- WHAT IS ASKED -
Please quote the records word for word, beginning at the start of the records and stopping after the line that contains "list-item: (e) Appropriation".
>> BEGIN DATA LINES
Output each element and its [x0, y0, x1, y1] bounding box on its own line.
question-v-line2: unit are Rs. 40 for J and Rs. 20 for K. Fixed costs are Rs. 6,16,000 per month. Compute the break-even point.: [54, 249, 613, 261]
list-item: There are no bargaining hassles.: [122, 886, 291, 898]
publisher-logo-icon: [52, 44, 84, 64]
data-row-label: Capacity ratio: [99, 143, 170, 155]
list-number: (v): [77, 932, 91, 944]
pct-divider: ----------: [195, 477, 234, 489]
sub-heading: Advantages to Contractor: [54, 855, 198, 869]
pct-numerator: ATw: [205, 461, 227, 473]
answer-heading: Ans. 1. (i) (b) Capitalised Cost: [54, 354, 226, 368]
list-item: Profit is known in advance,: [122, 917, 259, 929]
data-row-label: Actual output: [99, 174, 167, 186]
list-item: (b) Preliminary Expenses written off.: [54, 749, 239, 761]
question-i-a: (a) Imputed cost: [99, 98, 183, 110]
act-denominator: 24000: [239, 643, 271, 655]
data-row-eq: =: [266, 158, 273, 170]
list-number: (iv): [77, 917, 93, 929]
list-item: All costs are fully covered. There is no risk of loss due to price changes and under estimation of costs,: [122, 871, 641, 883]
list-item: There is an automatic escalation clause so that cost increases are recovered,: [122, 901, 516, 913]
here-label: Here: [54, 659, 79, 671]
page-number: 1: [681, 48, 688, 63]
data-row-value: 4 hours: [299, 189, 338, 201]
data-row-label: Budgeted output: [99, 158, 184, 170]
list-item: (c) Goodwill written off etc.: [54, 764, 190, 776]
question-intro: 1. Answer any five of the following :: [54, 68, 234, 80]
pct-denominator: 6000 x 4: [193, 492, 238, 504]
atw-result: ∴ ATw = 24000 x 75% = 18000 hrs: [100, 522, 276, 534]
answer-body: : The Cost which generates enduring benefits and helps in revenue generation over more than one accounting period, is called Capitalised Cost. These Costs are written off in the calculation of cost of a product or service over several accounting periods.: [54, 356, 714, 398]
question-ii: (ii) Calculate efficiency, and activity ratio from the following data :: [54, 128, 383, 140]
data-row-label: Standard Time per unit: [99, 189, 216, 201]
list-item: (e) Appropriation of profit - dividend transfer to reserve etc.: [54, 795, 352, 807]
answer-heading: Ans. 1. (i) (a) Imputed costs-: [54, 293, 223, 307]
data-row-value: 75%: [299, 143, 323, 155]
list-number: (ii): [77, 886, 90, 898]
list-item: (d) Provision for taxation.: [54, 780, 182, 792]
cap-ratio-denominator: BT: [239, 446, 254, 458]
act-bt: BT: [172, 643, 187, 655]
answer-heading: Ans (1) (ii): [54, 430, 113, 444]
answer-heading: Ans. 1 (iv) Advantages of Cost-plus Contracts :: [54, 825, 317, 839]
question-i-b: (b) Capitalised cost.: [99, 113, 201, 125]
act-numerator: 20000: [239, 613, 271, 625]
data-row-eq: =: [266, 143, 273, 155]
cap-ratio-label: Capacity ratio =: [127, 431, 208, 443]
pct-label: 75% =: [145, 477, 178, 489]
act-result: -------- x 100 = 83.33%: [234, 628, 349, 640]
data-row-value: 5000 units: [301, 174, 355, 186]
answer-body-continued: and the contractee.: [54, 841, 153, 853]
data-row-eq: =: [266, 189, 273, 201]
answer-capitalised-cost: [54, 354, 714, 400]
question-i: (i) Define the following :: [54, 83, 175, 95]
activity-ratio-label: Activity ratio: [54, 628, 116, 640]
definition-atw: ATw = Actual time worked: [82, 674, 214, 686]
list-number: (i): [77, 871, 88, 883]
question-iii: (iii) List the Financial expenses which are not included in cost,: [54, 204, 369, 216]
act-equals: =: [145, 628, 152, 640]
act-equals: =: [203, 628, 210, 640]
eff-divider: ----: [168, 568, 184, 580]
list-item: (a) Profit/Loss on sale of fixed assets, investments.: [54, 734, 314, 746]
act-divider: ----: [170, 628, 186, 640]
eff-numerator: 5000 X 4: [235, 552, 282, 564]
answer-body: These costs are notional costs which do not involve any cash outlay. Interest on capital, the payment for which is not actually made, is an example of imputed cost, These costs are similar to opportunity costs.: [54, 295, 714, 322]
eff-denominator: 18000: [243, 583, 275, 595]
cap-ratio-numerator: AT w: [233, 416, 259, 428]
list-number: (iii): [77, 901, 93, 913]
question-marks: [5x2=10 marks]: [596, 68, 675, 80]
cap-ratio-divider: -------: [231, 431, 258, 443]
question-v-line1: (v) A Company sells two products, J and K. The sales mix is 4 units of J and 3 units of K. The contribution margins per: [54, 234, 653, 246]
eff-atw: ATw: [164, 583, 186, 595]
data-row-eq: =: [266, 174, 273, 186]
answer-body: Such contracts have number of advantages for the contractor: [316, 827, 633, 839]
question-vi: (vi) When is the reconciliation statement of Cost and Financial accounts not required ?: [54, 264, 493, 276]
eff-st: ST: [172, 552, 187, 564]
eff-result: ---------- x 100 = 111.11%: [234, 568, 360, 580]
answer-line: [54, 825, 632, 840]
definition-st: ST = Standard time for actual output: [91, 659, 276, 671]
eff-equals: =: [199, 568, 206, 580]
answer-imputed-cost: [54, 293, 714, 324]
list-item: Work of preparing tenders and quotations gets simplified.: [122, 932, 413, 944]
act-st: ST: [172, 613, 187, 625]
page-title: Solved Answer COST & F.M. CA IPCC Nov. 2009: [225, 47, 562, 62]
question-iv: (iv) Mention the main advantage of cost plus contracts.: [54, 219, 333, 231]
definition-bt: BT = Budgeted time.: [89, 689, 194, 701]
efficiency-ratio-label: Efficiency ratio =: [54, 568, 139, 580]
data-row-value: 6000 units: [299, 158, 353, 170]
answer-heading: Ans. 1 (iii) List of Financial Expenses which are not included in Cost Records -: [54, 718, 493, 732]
>> END DATA LINES
- WORKED SOLUTION -
Output each element and its [x0, y0, x1, y1] bounding box on its own line.
question-v-line2: unit are Rs. 40 for J and Rs. 20 for K. Fixed costs are Rs. 6,16,000 per month. Compute the break-even point.: [54, 249, 613, 261]
list-item: There are no bargaining hassles.: [122, 886, 291, 898]
publisher-logo-icon: [52, 44, 84, 64]
data-row-label: Capacity ratio: [99, 143, 170, 155]
list-number: (v): [77, 932, 91, 944]
pct-divider: ----------: [195, 477, 234, 489]
sub-heading: Advantages to Contractor: [54, 855, 198, 869]
pct-numerator: ATw: [205, 461, 227, 473]
answer-heading: Ans. 1. (i) (b) Capitalised Cost: [54, 354, 226, 368]
list-item: Profit is known in advance,: [122, 917, 259, 929]
data-row-label: Actual output: [99, 174, 167, 186]
list-item: (b) Preliminary Expenses written off.: [54, 749, 239, 761]
question-i-a: (a) Imputed cost: [99, 98, 183, 110]
act-denominator: 24000: [239, 643, 271, 655]
data-row-eq: =: [266, 158, 273, 170]
list-number: (iv): [77, 917, 93, 929]
list-item: All costs are fully covered. There is no risk of loss due to price changes and under estimation of costs,: [122, 871, 641, 883]
list-item: There is an automatic escalation clause so that cost increases are recovered,: [122, 901, 516, 913]
here-label: Here: [54, 659, 79, 671]
page-number: 1: [681, 48, 688, 63]
data-row-value: 4 hours: [299, 189, 338, 201]
data-row-label: Budgeted output: [99, 158, 184, 170]
list-item: (c) Goodwill written off etc.: [54, 764, 190, 776]
question-intro: 1. Answer any five of the following :: [54, 68, 234, 80]
pct-denominator: 6000 x 4: [193, 492, 238, 504]
atw-result: ∴ ATw = 24000 x 75% = 18000 hrs: [100, 522, 276, 534]
answer-body: : The Cost which generates enduring benefits and helps in revenue generation over more than one accounting period, is called Capitalised Cost. These Costs are written off in the calculation of cost of a product or service over several accounting periods.: [54, 356, 714, 398]
question-ii: (ii) Calculate efficiency, and activity ratio from the following data :: [54, 128, 383, 140]
data-row-label: Standard Time per unit: [99, 189, 216, 201]
list-item: (e) Appropriation of profit - dividend transfer to reserve etc.: [54, 795, 352, 807]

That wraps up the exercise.